'''

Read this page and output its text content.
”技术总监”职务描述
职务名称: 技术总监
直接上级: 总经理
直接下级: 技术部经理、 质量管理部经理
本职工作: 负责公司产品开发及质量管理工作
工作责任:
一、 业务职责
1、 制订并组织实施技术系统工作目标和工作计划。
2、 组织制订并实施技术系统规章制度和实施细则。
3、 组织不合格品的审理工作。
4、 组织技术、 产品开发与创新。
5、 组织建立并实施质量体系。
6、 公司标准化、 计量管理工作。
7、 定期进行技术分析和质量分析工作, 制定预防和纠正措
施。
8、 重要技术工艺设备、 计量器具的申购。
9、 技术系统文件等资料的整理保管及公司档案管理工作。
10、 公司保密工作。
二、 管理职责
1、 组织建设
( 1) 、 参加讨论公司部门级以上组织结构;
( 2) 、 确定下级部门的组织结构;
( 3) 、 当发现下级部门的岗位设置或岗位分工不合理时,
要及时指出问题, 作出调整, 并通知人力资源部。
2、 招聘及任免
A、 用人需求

'''
'''

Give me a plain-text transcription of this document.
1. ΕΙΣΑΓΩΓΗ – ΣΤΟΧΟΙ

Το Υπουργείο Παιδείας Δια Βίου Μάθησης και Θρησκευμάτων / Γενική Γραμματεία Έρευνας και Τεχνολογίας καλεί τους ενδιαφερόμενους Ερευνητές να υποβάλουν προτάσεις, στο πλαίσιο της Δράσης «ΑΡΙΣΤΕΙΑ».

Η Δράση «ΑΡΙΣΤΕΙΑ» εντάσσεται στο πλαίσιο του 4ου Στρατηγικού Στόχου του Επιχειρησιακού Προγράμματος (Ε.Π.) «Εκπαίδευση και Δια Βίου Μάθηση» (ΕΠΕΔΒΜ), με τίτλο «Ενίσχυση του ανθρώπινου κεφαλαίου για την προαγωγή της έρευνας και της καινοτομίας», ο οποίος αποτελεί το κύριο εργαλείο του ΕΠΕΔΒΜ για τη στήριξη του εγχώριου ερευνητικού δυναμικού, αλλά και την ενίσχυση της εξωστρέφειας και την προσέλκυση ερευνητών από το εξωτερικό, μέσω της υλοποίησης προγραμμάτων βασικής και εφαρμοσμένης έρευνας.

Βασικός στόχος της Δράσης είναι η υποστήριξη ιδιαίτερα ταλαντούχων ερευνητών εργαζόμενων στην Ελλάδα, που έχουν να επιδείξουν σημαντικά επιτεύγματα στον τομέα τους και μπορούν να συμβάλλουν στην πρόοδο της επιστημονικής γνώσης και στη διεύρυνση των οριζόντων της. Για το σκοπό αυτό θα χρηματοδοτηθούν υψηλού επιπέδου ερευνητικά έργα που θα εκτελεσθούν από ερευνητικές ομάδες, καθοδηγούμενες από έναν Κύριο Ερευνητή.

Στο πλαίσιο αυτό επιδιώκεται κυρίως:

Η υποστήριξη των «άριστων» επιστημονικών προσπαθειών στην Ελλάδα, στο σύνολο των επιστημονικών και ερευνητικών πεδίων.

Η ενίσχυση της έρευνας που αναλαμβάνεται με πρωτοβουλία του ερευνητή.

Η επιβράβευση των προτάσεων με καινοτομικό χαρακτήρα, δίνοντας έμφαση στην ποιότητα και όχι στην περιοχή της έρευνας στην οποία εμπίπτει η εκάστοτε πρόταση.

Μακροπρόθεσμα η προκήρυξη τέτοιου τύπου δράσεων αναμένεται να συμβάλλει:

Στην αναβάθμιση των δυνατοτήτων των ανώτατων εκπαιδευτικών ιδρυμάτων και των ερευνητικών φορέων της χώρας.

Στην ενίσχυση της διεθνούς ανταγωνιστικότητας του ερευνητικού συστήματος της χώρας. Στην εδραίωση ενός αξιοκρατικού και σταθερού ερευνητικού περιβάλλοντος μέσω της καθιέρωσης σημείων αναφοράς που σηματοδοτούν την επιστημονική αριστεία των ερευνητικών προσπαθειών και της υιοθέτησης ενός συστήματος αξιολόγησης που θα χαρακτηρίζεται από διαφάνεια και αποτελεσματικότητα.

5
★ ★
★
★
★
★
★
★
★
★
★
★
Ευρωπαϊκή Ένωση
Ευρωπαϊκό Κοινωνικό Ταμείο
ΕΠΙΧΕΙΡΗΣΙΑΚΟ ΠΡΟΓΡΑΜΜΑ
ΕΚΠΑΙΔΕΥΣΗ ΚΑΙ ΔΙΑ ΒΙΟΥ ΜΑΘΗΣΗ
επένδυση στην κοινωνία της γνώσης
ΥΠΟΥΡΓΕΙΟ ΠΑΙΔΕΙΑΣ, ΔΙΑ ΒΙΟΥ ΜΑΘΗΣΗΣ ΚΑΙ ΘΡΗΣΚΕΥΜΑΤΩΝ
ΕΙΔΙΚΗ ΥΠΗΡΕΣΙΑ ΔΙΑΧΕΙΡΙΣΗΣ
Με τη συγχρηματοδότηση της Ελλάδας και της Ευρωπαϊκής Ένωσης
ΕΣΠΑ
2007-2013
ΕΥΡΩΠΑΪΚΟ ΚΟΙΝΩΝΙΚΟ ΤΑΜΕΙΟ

'''
'''

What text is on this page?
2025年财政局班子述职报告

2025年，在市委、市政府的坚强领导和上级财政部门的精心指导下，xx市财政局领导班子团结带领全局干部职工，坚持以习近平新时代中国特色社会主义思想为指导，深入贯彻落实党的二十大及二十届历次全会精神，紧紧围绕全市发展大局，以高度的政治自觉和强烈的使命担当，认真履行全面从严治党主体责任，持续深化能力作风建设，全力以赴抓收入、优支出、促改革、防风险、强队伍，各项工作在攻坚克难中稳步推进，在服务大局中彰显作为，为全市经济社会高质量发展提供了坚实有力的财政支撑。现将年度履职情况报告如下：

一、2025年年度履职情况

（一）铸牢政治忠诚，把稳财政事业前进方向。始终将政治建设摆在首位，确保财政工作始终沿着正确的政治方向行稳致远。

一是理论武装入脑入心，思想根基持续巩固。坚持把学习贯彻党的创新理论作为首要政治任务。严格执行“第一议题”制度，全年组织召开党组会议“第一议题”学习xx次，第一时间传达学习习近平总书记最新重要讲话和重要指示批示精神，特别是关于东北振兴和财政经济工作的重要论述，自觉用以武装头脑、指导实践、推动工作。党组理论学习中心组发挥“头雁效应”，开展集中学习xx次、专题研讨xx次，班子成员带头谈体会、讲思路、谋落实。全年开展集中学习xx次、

'''

What to work on: Pull out all lines from the listing that contain the string "ΒΙΟΥ".

Exercise result:
ΕΚΠΑΙΔΕΥΣΗ ΚΑΙ ΔΙΑ ΒΙΟΥ ΜΑΘΗΣΗ
ΥΠΟΥΡΓΕΙΟ ΠΑΙΔΕΙΑΣ, ΔΙΑ ΒΙΟΥ ΜΑΘΗΣΗΣ ΚΑΙ ΘΡΗΣΚΕΥΜΑΤΩΝ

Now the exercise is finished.